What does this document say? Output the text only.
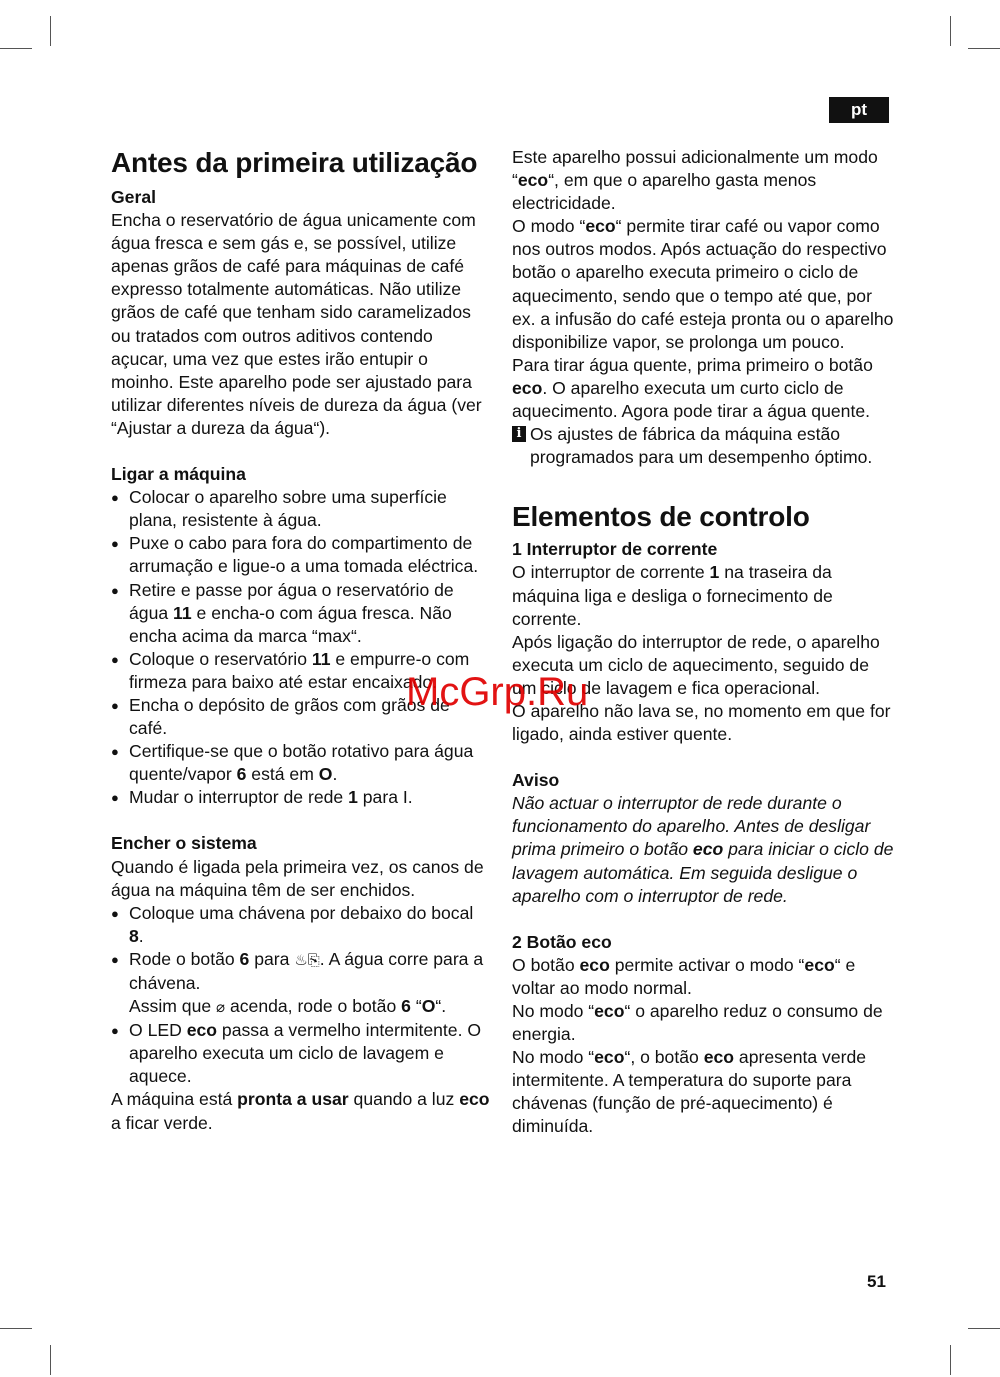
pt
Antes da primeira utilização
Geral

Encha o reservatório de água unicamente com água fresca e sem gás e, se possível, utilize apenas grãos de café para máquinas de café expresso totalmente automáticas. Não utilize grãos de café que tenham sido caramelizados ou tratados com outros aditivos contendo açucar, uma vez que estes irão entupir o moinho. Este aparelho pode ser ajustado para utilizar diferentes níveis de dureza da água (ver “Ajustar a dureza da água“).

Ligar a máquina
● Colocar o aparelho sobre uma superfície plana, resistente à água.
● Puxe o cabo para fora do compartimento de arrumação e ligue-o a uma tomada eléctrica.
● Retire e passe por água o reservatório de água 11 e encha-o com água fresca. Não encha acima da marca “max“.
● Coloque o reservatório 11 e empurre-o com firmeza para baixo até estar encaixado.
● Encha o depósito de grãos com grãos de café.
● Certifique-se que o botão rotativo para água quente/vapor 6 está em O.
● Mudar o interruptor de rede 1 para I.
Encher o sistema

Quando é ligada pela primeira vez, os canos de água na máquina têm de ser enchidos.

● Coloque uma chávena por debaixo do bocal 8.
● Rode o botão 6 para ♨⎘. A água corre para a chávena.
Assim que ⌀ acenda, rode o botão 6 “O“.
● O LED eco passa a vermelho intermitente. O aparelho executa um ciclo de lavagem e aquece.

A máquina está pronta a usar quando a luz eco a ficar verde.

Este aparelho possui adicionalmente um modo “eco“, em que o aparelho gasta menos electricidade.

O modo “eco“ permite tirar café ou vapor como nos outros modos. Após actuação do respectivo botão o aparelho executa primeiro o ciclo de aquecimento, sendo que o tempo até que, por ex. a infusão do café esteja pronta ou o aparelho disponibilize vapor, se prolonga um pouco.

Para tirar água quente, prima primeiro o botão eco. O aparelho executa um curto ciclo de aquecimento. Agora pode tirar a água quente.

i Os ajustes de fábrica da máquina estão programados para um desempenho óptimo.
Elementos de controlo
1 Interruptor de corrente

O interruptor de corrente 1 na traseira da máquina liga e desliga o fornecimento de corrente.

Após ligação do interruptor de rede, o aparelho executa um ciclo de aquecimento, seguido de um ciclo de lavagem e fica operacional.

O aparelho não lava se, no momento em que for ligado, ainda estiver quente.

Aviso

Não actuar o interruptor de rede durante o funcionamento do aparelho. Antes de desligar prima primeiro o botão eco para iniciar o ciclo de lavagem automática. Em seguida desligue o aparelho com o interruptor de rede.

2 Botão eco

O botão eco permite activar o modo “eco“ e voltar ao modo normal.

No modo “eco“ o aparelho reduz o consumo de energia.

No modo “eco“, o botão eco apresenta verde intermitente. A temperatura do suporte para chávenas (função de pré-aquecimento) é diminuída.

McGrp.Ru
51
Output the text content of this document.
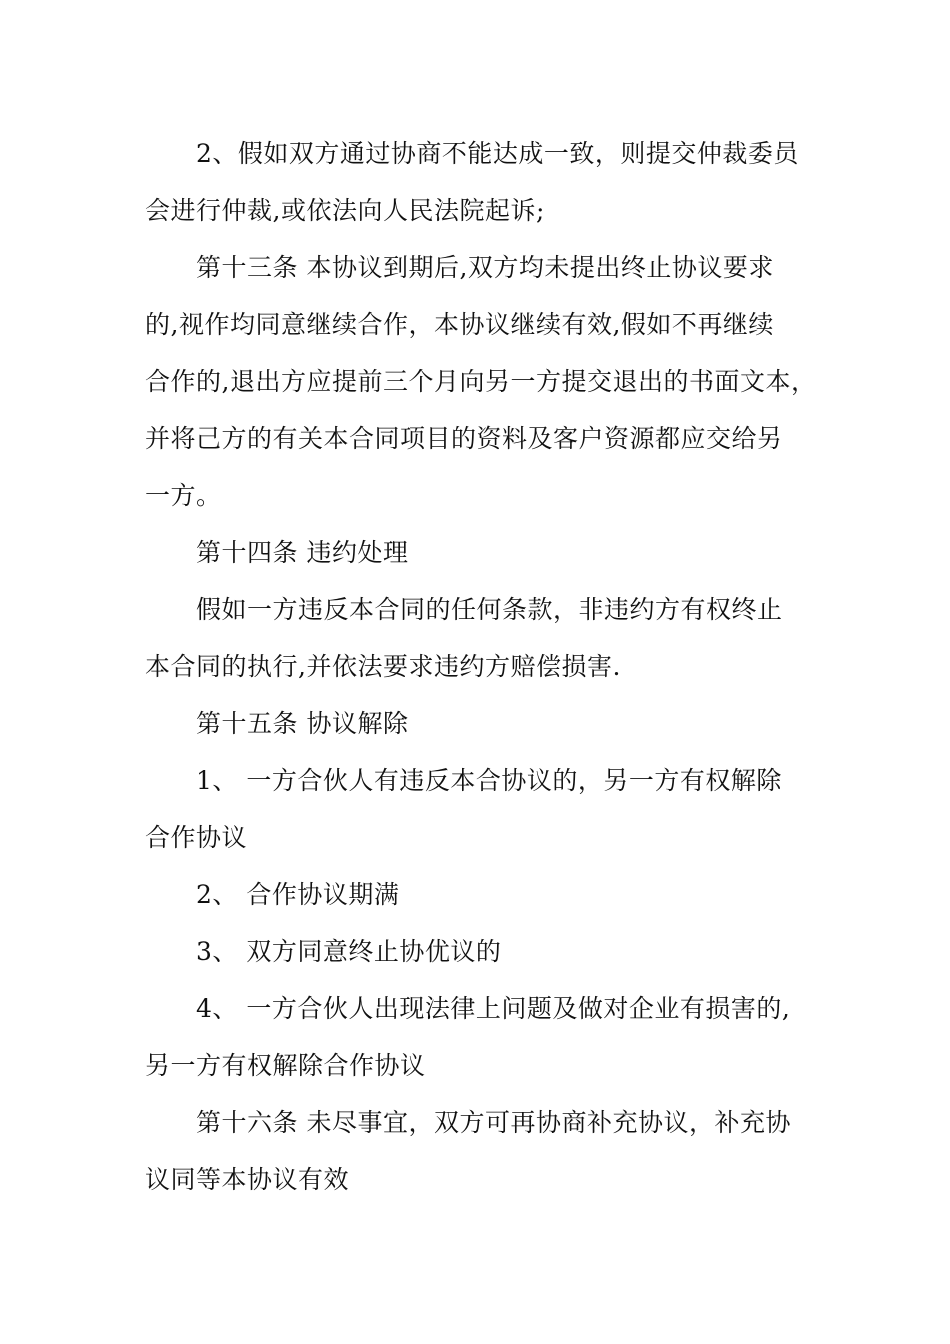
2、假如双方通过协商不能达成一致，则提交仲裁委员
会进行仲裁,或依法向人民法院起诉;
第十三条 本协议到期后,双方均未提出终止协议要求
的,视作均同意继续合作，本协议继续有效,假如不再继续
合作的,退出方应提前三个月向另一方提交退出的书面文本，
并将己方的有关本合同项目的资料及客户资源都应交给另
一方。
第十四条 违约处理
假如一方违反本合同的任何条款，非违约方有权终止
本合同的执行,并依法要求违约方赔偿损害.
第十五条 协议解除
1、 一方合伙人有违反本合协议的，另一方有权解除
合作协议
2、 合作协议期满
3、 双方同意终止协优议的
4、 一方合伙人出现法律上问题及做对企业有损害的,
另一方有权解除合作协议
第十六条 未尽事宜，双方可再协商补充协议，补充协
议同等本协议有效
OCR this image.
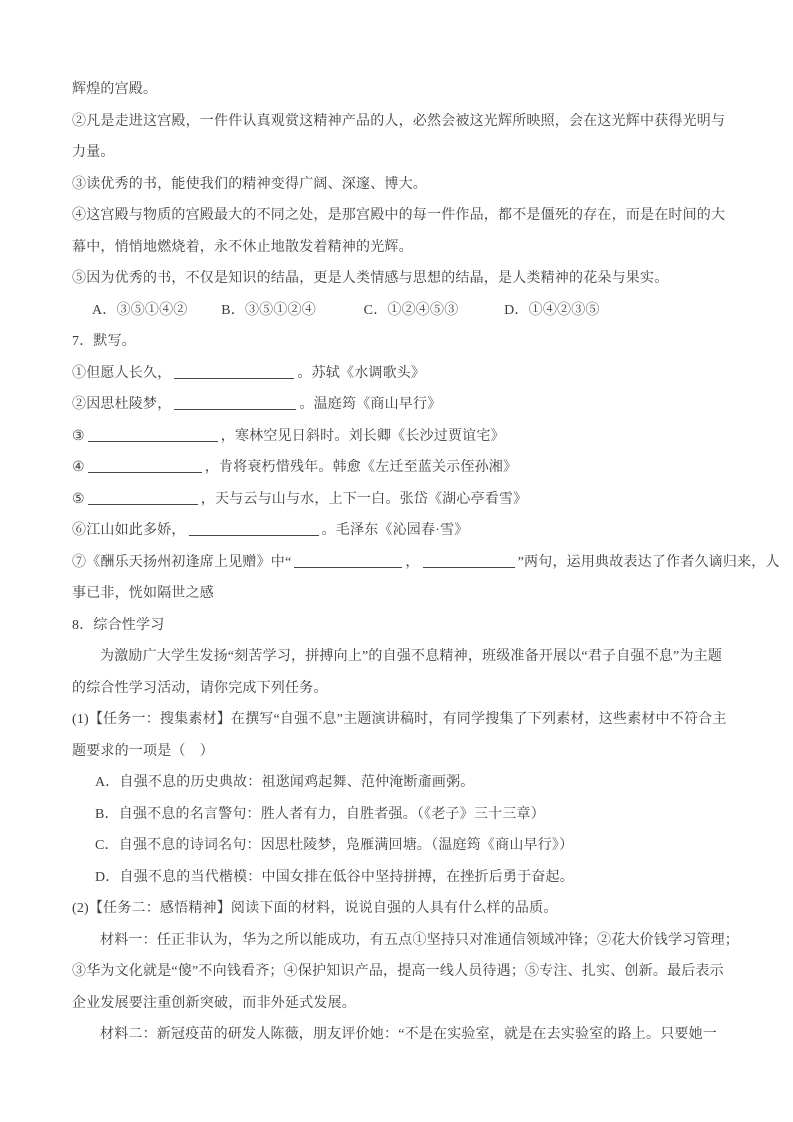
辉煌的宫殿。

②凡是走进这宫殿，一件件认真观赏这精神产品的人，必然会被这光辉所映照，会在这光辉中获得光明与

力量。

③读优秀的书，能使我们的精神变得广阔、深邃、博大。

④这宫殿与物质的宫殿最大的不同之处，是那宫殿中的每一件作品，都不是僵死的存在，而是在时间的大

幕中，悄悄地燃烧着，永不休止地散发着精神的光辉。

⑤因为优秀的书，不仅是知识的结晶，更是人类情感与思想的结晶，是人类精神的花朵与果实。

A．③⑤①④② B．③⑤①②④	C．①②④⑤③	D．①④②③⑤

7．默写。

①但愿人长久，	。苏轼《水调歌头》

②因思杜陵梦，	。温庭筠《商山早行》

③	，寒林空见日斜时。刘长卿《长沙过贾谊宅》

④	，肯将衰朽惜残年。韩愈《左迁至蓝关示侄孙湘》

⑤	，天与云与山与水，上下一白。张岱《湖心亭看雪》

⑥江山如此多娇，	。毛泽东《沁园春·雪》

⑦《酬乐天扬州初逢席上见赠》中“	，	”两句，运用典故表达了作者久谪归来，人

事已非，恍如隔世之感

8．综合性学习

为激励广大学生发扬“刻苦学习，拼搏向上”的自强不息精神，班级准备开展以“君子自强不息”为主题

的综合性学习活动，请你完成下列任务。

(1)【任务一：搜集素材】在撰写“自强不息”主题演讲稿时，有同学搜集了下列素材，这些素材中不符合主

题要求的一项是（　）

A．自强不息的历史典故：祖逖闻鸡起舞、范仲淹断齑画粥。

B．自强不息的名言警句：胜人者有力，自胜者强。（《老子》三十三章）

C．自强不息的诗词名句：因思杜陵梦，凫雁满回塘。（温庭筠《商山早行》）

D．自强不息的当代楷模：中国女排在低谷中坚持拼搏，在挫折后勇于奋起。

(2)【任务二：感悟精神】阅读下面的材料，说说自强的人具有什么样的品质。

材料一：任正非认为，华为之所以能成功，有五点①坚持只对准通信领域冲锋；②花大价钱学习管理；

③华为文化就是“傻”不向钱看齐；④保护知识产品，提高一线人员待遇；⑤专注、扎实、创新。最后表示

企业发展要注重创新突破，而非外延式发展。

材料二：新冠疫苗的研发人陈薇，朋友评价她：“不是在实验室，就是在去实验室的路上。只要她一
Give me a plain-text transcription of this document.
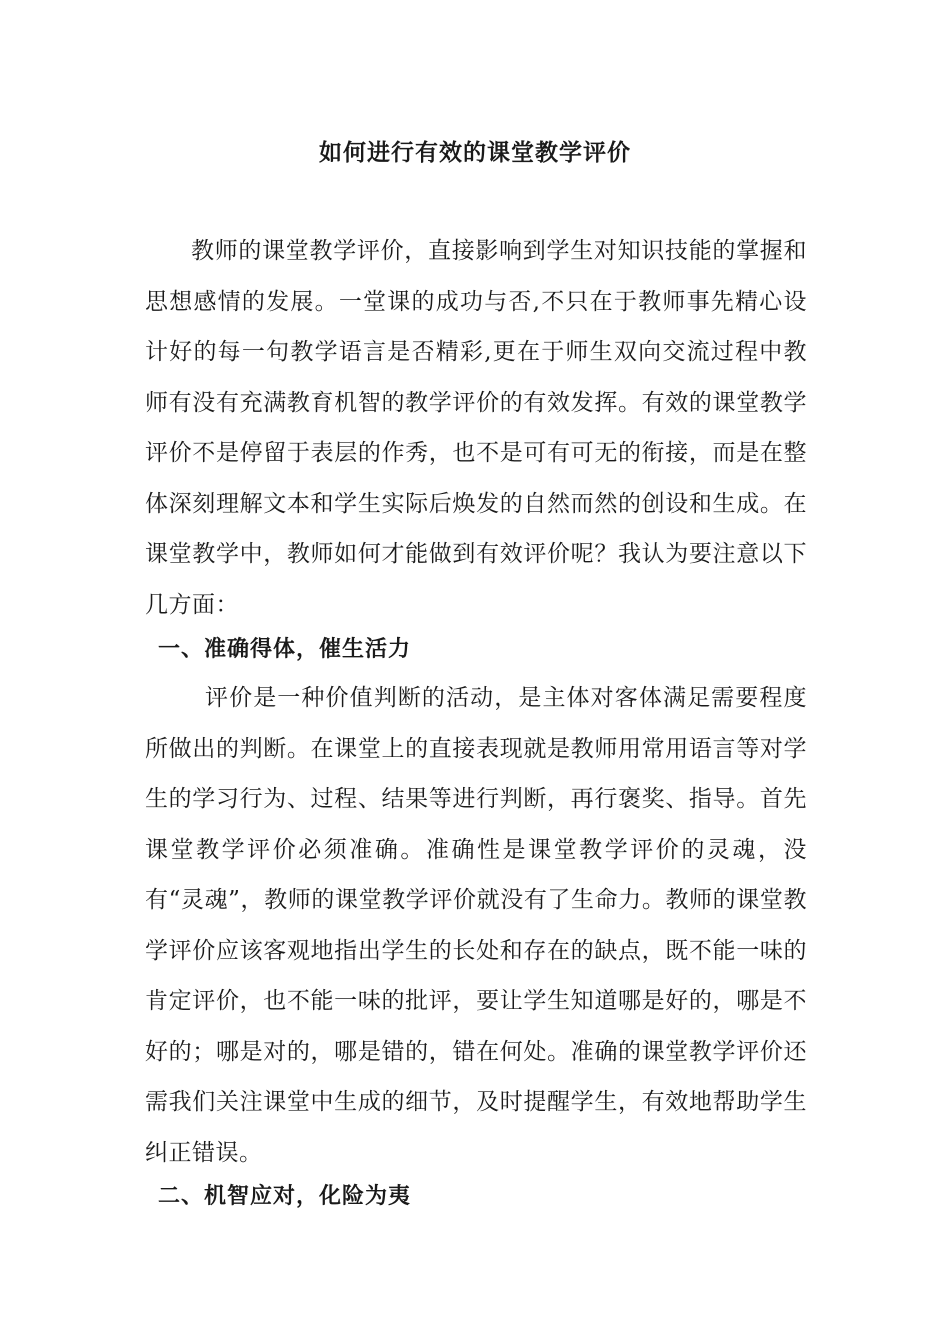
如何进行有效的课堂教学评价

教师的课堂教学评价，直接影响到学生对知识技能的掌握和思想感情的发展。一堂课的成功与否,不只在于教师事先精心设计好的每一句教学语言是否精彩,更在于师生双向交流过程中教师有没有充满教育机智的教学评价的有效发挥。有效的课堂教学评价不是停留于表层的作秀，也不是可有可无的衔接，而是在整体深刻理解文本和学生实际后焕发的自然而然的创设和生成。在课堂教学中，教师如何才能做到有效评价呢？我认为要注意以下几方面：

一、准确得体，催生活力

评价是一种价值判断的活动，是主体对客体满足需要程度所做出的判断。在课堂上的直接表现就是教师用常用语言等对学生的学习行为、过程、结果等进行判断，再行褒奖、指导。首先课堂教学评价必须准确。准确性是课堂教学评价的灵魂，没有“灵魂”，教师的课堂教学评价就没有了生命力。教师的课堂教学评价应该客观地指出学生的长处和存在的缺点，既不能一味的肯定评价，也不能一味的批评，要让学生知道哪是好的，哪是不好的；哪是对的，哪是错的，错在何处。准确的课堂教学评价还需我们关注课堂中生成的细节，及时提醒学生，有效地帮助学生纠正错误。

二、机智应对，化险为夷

▬▬▬

## AIM OF THE TASK:
Omit every picture, then reproduce the rest of the listing exactly.

## TASK ANSWER:
What does this document say? Output the text only.
pt
Antes da primeira utilização
Geral

Encha o reservatório de água unicamente com água fresca e sem gás e, se possível, utilize apenas grãos de café para máquinas de café expresso totalmente automáticas. Não utilize grãos de café que tenham sido caramelizados ou tratados com outros aditivos contendo açucar, uma vez que estes irão entupir o moinho. Este aparelho pode ser ajustado para utilizar diferentes níveis de dureza da água (ver “Ajustar a dureza da água“).

Ligar a máquina
● Colocar o aparelho sobre uma superfície plana, resistente à água.
● Puxe o cabo para fora do compartimento de arrumação e ligue-o a uma tomada eléctrica.
● Retire e passe por água o reservatório de água 11 e encha-o com água fresca. Não encha acima da marca “max“.
● Coloque o reservatório 11 e empurre-o com firmeza para baixo até estar encaixado.
● Encha o depósito de grãos com grãos de café.
● Certifique-se que o botão rotativo para água quente/vapor 6 está em O.
● Mudar o interruptor de rede 1 para I.
Encher o sistema

Quando é ligada pela primeira vez, os canos de água na máquina têm de ser enchidos.

● Coloque uma chávena por debaixo do bocal 8.
● Rode o botão 6 para ♨⎘. A água corre para a chávena.
Assim que ⌀ acenda, rode o botão 6 “O“.
● O LED eco passa a vermelho intermitente. O aparelho executa um ciclo de lavagem e aquece.

A máquina está pronta a usar quando a luz eco a ficar verde.

Este aparelho possui adicionalmente um modo “eco“, em que o aparelho gasta menos electricidade.

O modo “eco“ permite tirar café ou vapor como nos outros modos. Após actuação do respectivo botão o aparelho executa primeiro o ciclo de aquecimento, sendo que o tempo até que, por ex. a infusão do café esteja pronta ou o aparelho disponibilize vapor, se prolonga um pouco.

Para tirar água quente, prima primeiro o botão eco. O aparelho executa um curto ciclo de aquecimento. Agora pode tirar a água quente.

i Os ajustes de fábrica da máquina estão programados para um desempenho óptimo.
Elementos de controlo
1 Interruptor de corrente

O interruptor de corrente 1 na traseira da máquina liga e desliga o fornecimento de corrente.

Após ligação do interruptor de rede, o aparelho executa um ciclo de aquecimento, seguido de um ciclo de lavagem e fica operacional.

O aparelho não lava se, no momento em que for ligado, ainda estiver quente.

Aviso

Não actuar o interruptor de rede durante o funcionamento do aparelho. Antes de desligar prima primeiro o botão eco para iniciar o ciclo de lavagem automática. Em seguida desligue o aparelho com o interruptor de rede.

2 Botão eco

O botão eco permite activar o modo “eco“ e voltar ao modo normal.

No modo “eco“ o aparelho reduz o consumo de energia.

No modo “eco“, o botão eco apresenta verde intermitente. A temperatura do suporte para chávenas (função de pré-aquecimento) é diminuída.

McGrp.Ru
51
Output the text content of this document.
2、假如双方通过协商不能达成一致，则提交仲裁委员
会进行仲裁,或依法向人民法院起诉;
第十三条 本协议到期后,双方均未提出终止协议要求
的,视作均同意继续合作，本协议继续有效,假如不再继续
合作的,退出方应提前三个月向另一方提交退出的书面文本，
并将己方的有关本合同项目的资料及客户资源都应交给另
一方。
第十四条 违约处理
假如一方违反本合同的任何条款，非违约方有权终止
本合同的执行,并依法要求违约方赔偿损害.
第十五条 协议解除
1、 一方合伙人有违反本合协议的，另一方有权解除
合作协议
2、 合作协议期满
3、 双方同意终止协优议的
4、 一方合伙人出现法律上问题及做对企业有损害的,
另一方有权解除合作协议
第十六条 未尽事宜，双方可再协商补充协议，补充协
议同等本协议有效
OCR this image.
辉煌的宫殿。

②凡是走进这宫殿，一件件认真观赏这精神产品的人，必然会被这光辉所映照，会在这光辉中获得光明与

力量。

③读优秀的书，能使我们的精神变得广阔、深邃、博大。

④这宫殿与物质的宫殿最大的不同之处，是那宫殿中的每一件作品，都不是僵死的存在，而是在时间的大

幕中，悄悄地燃烧着，永不休止地散发着精神的光辉。

⑤因为优秀的书，不仅是知识的结晶，更是人类情感与思想的结晶，是人类精神的花朵与果实。

A．③⑤①④② B．③⑤①②④	C．①②④⑤③	D．①④②③⑤

7．默写。

①但愿人长久，	。苏轼《水调歌头》

②因思杜陵梦，	。温庭筠《商山早行》

③	，寒林空见日斜时。刘长卿《长沙过贾谊宅》

④	，肯将衰朽惜残年。韩愈《左迁至蓝关示侄孙湘》

⑤	，天与云与山与水，上下一白。张岱《湖心亭看雪》

⑥江山如此多娇，	。毛泽东《沁园春·雪》

⑦《酬乐天扬州初逢席上见赠》中“	，	”两句，运用典故表达了作者久谪归来，人

事已非，恍如隔世之感

8．综合性学习

为激励广大学生发扬“刻苦学习，拼搏向上”的自强不息精神，班级准备开展以“君子自强不息”为主题

的综合性学习活动，请你完成下列任务。

(1)【任务一：搜集素材】在撰写“自强不息”主题演讲稿时，有同学搜集了下列素材，这些素材中不符合主

题要求的一项是（　）

A．自强不息的历史典故：祖逖闻鸡起舞、范仲淹断齑画粥。

B．自强不息的名言警句：胜人者有力，自胜者强。（《老子》三十三章）

C．自强不息的诗词名句：因思杜陵梦，凫雁满回塘。（温庭筠《商山早行》）

D．自强不息的当代楷模：中国女排在低谷中坚持拼搏，在挫折后勇于奋起。

(2)【任务二：感悟精神】阅读下面的材料，说说自强的人具有什么样的品质。

材料一：任正非认为，华为之所以能成功，有五点①坚持只对准通信领域冲锋；②花大价钱学习管理；

③华为文化就是“傻”不向钱看齐；④保护知识产品，提高一线人员待遇；⑤专注、扎实、创新。最后表示

企业发展要注重创新突破，而非外延式发展。

材料二：新冠疫苗的研发人陈薇，朋友评价她：“不是在实验室，就是在去实验室的路上。只要她一
Give me a plain-text transcription of this document.
如何进行有效的课堂教学评价

教师的课堂教学评价，直接影响到学生对知识技能的掌握和思想感情的发展。一堂课的成功与否,不只在于教师事先精心设计好的每一句教学语言是否精彩,更在于师生双向交流过程中教师有没有充满教育机智的教学评价的有效发挥。有效的课堂教学评价不是停留于表层的作秀，也不是可有可无的衔接，而是在整体深刻理解文本和学生实际后焕发的自然而然的创设和生成。在课堂教学中，教师如何才能做到有效评价呢？我认为要注意以下几方面：

一、准确得体，催生活力

评价是一种价值判断的活动，是主体对客体满足需要程度所做出的判断。在课堂上的直接表现就是教师用常用语言等对学生的学习行为、过程、结果等进行判断，再行褒奖、指导。首先课堂教学评价必须准确。准确性是课堂教学评价的灵魂，没有“灵魂”，教师的课堂教学评价就没有了生命力。教师的课堂教学评价应该客观地指出学生的长处和存在的缺点，既不能一味的肯定评价，也不能一味的批评，要让学生知道哪是好的，哪是不好的；哪是对的，哪是错的，错在何处。准确的课堂教学评价还需我们关注课堂中生成的细节，及时提醒学生，有效地帮助学生纠正错误。

二、机智应对，化险为夷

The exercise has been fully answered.